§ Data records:
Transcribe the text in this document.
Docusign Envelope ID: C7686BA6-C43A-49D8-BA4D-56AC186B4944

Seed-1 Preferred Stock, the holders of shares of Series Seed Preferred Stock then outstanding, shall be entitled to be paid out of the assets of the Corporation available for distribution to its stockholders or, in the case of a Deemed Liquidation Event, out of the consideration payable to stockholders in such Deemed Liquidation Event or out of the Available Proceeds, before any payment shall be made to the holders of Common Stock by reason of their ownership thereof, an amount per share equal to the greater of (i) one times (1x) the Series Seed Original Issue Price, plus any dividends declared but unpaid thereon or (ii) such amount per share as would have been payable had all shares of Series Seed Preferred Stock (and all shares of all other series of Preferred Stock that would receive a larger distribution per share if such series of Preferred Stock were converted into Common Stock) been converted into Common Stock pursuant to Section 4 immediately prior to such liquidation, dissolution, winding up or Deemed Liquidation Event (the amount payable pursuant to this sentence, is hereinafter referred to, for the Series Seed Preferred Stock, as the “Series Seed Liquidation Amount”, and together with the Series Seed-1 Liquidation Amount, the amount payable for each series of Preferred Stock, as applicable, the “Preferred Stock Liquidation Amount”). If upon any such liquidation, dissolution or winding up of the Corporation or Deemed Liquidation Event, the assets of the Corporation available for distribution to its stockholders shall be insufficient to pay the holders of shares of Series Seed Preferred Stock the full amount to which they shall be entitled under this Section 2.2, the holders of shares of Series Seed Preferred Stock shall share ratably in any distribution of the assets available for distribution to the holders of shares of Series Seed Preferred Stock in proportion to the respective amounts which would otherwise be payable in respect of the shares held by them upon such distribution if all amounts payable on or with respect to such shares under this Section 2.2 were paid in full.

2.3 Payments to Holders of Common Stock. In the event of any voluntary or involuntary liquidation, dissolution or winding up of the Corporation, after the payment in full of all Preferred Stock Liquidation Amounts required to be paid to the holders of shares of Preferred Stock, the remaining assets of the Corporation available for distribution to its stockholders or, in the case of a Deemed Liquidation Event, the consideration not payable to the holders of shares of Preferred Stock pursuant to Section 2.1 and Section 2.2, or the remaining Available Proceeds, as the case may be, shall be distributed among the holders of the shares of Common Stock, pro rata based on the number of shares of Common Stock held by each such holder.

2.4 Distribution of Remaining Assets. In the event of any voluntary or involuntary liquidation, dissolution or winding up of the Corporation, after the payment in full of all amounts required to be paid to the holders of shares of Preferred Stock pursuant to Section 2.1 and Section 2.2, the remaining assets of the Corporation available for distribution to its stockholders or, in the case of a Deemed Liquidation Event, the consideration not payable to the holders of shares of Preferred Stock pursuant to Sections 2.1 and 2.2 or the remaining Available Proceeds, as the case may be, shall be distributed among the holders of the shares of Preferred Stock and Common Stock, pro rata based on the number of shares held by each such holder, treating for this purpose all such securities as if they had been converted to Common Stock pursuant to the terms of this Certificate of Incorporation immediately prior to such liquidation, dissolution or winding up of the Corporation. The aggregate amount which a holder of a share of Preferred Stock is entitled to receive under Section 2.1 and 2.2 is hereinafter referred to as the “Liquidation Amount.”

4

§ Exercise:
Your task is to repeat the data exactly, with nothing left out.

§ Problem solution:
Transcribe the text in this document.
Docusign Envelope ID: C7686BA6-C43A-49D8-BA4D-56AC186B4944

Seed-1 Preferred Stock, the holders of shares of Series Seed Preferred Stock then outstanding, shall be entitled to be paid out of the assets of the Corporation available for distribution to its stockholders or, in the case of a Deemed Liquidation Event, out of the consideration payable to stockholders in such Deemed Liquidation Event or out of the Available Proceeds, before any payment shall be made to the holders of Common Stock by reason of their ownership thereof, an amount per share equal to the greater of (i) one times (1x) the Series Seed Original Issue Price, plus any dividends declared but unpaid thereon or (ii) such amount per share as would have been payable had all shares of Series Seed Preferred Stock (and all shares of all other series of Preferred Stock that would receive a larger distribution per share if such series of Preferred Stock were converted into Common Stock) been converted into Common Stock pursuant to Section 4 immediately prior to such liquidation, dissolution, winding up or Deemed Liquidation Event (the amount payable pursuant to this sentence, is hereinafter referred to, for the Series Seed Preferred Stock, as the “Series Seed Liquidation Amount”, and together with the Series Seed-1 Liquidation Amount, the amount payable for each series of Preferred Stock, as applicable, the “Preferred Stock Liquidation Amount”). If upon any such liquidation, dissolution or winding up of the Corporation or Deemed Liquidation Event, the assets of the Corporation available for distribution to its stockholders shall be insufficient to pay the holders of shares of Series Seed Preferred Stock the full amount to which they shall be entitled under this Section 2.2, the holders of shares of Series Seed Preferred Stock shall share ratably in any distribution of the assets available for distribution to the holders of shares of Series Seed Preferred Stock in proportion to the respective amounts which would otherwise be payable in respect of the shares held by them upon such distribution if all amounts payable on or with respect to such shares under this Section 2.2 were paid in full.

2.3 Payments to Holders of Common Stock. In the event of any voluntary or involuntary liquidation, dissolution or winding up of the Corporation, after the payment in full of all Preferred Stock Liquidation Amounts required to be paid to the holders of shares of Preferred Stock, the remaining assets of the Corporation available for distribution to its stockholders or, in the case of a Deemed Liquidation Event, the consideration not payable to the holders of shares of Preferred Stock pursuant to Section 2.1 and Section 2.2, or the remaining Available Proceeds, as the case may be, shall be distributed among the holders of the shares of Common Stock, pro rata based on the number of shares of Common Stock held by each such holder.

2.4 Distribution of Remaining Assets. In the event of any voluntary or involuntary liquidation, dissolution or winding up of the Corporation, after the payment in full of all amounts required to be paid to the holders of shares of Preferred Stock pursuant to Section 2.1 and Section 2.2, the remaining assets of the Corporation available for distribution to its stockholders or, in the case of a Deemed Liquidation Event, the consideration not payable to the holders of shares of Preferred Stock pursuant to Sections 2.1 and 2.2 or the remaining Available Proceeds, as the case may be, shall be distributed among the holders of the shares of Preferred Stock and Common Stock, pro rata based on the number of shares held by each such holder, treating for this purpose all such securities as if they had been converted to Common Stock pursuant to the terms of this Certificate of Incorporation immediately prior to such liquidation, dissolution or winding up of the Corporation. The aggregate amount which a holder of a share of Preferred Stock is entitled to receive under Section 2.1 and 2.2 is hereinafter referred to as the “Liquidation Amount.”

4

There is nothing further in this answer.